▸ Exercise
Reproduce the entire email reply about releasing the Python GIL between threads, word for word.

▸ Document segment
□ □ □

On 22/01/2009 9:38 AM, Brad Johnson wrote:
However, while it is waiting for the
GIL in the UI thread (when the worker thread has it), it is locked into a
WaitForSingleObject call (some layers below PyGILState_Ensure).
Obviously the GIL can only be held by one thread at a time.  The
question then is why your worker thread isn't periodically releasing the
GIL so the UI thread can grab it.

I think this is the key. Since my application embeds Python, I call
PyGILState_Ensure in the worker thread to acquire the GIL before doing anything
related to Python.

And you release it at the end, correct?

I understand Python releases the GIL periodically, but could
my call be overriding that? If so, how can I run any Python code and hope to
allow other threads to take a stab at getting the GIL?

So one your thread has acquired the GIL, one of 3 things happens:

* It returns quickly and the GIL is released.
* It executes many many instructions: every 'n' instructions Python will temporarily release the GIL for you. * It calls some other blocking function. This other blocking function must release the GIL before blocking, then re-aquire it when it needs to re-enter Python.

Each of those 3 scenarios allows the other thread to run. You need to identify which of the 3 your thread falls into - I suspect it will end up being the final one, and the blocking functions do *not* release the GIL (note that all COM calls you make on any thread *will* release the GIL before making the actual call - it is more likely to be some function *you* expose to Python in a module or similar?

□ □ □

▸ Data extract

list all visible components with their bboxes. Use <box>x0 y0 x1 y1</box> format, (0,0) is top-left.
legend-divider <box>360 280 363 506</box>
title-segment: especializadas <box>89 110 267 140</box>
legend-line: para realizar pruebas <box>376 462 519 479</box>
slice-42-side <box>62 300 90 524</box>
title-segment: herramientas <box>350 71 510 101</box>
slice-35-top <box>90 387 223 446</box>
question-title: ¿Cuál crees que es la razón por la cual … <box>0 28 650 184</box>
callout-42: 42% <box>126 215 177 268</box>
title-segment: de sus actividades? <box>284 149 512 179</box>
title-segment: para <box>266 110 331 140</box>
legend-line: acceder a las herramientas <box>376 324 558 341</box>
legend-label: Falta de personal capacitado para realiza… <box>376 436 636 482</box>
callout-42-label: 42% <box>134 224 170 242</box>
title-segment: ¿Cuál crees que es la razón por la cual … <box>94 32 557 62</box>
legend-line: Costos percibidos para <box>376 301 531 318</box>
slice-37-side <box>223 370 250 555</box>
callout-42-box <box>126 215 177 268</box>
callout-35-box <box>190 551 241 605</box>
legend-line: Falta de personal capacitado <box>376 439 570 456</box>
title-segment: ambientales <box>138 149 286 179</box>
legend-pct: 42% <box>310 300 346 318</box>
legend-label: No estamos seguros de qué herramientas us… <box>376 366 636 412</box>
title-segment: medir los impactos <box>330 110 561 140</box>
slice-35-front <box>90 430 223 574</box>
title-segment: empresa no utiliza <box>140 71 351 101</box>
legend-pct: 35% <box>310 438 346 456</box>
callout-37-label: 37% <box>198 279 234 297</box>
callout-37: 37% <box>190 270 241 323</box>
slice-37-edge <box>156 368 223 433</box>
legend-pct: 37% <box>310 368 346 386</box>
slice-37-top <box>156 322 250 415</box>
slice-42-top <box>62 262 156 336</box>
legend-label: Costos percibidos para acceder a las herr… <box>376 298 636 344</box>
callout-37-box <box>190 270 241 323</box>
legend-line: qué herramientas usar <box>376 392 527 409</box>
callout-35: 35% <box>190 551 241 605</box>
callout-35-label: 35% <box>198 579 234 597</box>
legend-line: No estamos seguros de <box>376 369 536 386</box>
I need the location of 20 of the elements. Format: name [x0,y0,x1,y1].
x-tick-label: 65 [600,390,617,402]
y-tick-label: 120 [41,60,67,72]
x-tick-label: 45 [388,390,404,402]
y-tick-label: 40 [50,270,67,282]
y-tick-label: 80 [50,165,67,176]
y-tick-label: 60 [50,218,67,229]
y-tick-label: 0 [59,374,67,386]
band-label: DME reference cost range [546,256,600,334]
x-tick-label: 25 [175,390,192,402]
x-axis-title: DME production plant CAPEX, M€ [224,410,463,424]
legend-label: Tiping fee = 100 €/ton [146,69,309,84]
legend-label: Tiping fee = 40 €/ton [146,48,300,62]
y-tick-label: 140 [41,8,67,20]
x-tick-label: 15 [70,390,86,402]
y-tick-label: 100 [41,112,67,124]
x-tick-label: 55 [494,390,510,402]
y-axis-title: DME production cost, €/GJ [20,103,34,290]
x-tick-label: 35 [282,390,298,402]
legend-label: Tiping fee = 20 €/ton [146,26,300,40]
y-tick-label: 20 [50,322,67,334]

□ □ □

▸ Problem solution
On 22/01/2009 9:38 AM, Brad Johnson wrote:
However, while it is waiting for the
GIL in the UI thread (when the worker thread has it), it is locked into a
WaitForSingleObject call (some layers below PyGILState_Ensure).
Obviously the GIL can only be held by one thread at a time.  The
question then is why your worker thread isn't periodically releasing the
GIL so the UI thread can grab it.

I think this is the key. Since my application embeds Python, I call
PyGILState_Ensure in the worker thread to acquire the GIL before doing anything
related to Python.

And you release it at the end, correct?

I understand Python releases the GIL periodically, but could
my call be overriding that? If so, how can I run any Python code and hope to
allow other threads to take a stab at getting the GIL?

So one your thread has acquired the GIL, one of 3 things happens:

* It returns quickly and the GIL is released.
* It executes many many instructions: every 'n' instructions Python will temporarily release the GIL for you. * It calls some other blocking function. This other blocking function must release the GIL before blocking, then re-aquire it when it needs to re-enter Python.

Each of those 3 scenarios allows the other thread to run. You need to identify which of the 3 your thread falls into - I suspect it will end up being the final one, and the blocking functions do *not* release the GIL (note that all COM calls you make on any thread *will* release the GIL before making the actual call - it is more likely to be some function *you* expose to Python in a module or similar?